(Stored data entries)
□ □ □ □

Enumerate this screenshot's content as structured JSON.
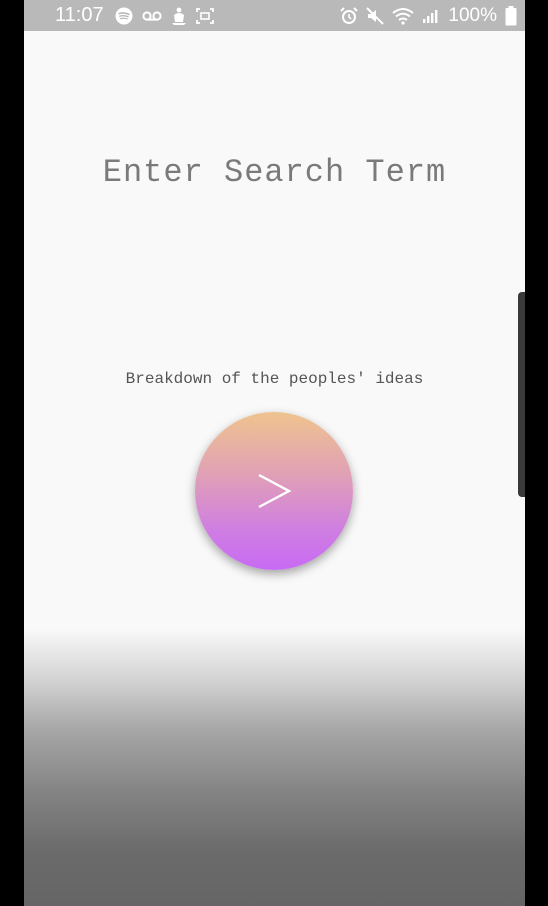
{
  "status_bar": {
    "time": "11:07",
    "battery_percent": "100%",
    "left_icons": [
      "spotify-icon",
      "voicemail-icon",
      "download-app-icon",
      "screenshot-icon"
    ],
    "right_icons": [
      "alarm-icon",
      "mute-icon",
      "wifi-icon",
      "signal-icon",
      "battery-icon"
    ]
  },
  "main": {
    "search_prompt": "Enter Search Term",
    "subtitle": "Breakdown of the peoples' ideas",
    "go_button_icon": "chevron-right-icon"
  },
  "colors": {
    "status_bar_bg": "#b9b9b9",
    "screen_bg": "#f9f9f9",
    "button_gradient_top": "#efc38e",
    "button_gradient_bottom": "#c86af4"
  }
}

□ □ □ □

Problem to work on: Select all lines in the listing that include the word "screenshot".

Task result:
Enumerate this screenshot's content as structured JSON.
      "screenshot-icon"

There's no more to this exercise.